Collect every line of the data below that contains the string "公共设施代表", and copy each one in full. Case counts when matching.
------ Task input ------
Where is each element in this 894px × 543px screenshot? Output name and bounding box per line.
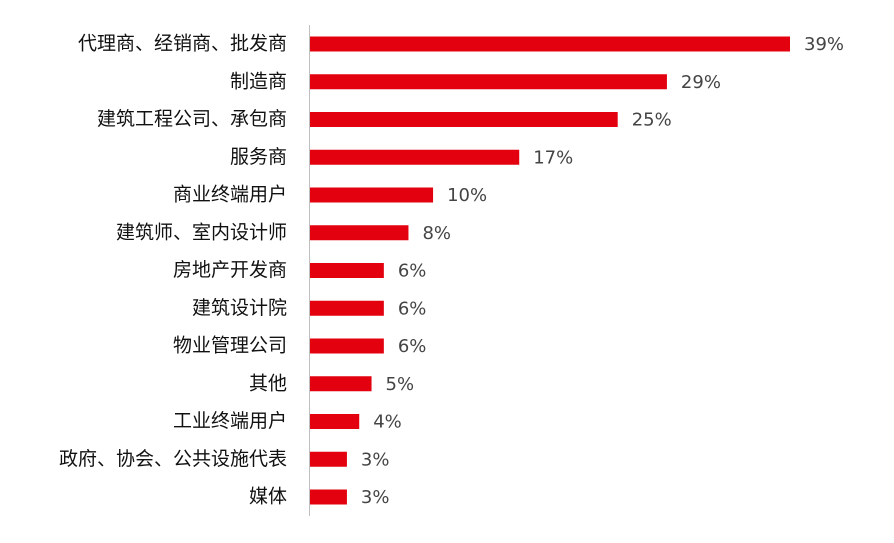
category-label: 工业终端用户 — [173, 410, 287, 432]
bar — [310, 36, 790, 52]
bar — [310, 112, 618, 127]
value-label: 39% — [804, 34, 844, 55]
category-label: 建筑师、室内设计师 — [116, 221, 287, 243]
category-label: 建筑工程公司、承包商 — [97, 108, 287, 130]
value-label: 25% — [632, 110, 672, 131]
category-label: 制造商 — [230, 70, 287, 92]
value-label: 6% — [398, 336, 427, 357]
bar — [310, 149, 520, 165]
value-label: 5% — [386, 374, 415, 395]
bar — [310, 225, 409, 241]
value-label: 3% — [361, 449, 390, 470]
bar — [310, 74, 667, 90]
category-label: 商业终端用户 — [173, 184, 287, 206]
category-label: 其他 — [249, 372, 287, 394]
bar — [310, 338, 384, 354]
category-label: 媒体 — [249, 486, 287, 508]
category-label: 代理商、经销商、批发商 — [78, 33, 287, 55]
category-label: 房地产开发商 — [173, 259, 287, 281]
bar — [310, 300, 384, 316]
value-label: 6% — [398, 298, 427, 319]
value-label: 29% — [681, 72, 721, 93]
bar — [310, 414, 360, 429]
category-label: 物业管理公司 — [173, 335, 287, 357]
bar — [310, 263, 384, 278]
category-label: 政府、协会、公共设施代表 — [59, 448, 287, 470]
value-label: 3% — [361, 487, 390, 508]
value-label: 17% — [533, 147, 573, 168]
bar — [310, 187, 434, 203]
value-label: 8% — [422, 223, 451, 244]
bar — [310, 376, 372, 392]
value-label: 10% — [447, 185, 487, 206]
bar — [310, 489, 347, 505]
category-label: 服务商 — [230, 146, 287, 168]
bar — [310, 451, 347, 467]
value-label: 4% — [373, 412, 402, 433]
value-label: 6% — [398, 261, 427, 282]
category-label: 建筑设计院 — [192, 297, 287, 319]
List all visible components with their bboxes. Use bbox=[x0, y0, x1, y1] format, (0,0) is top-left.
------
> Output of the task:
category-label: 政府、协会、公共设施代表 — [59, 448, 287, 470]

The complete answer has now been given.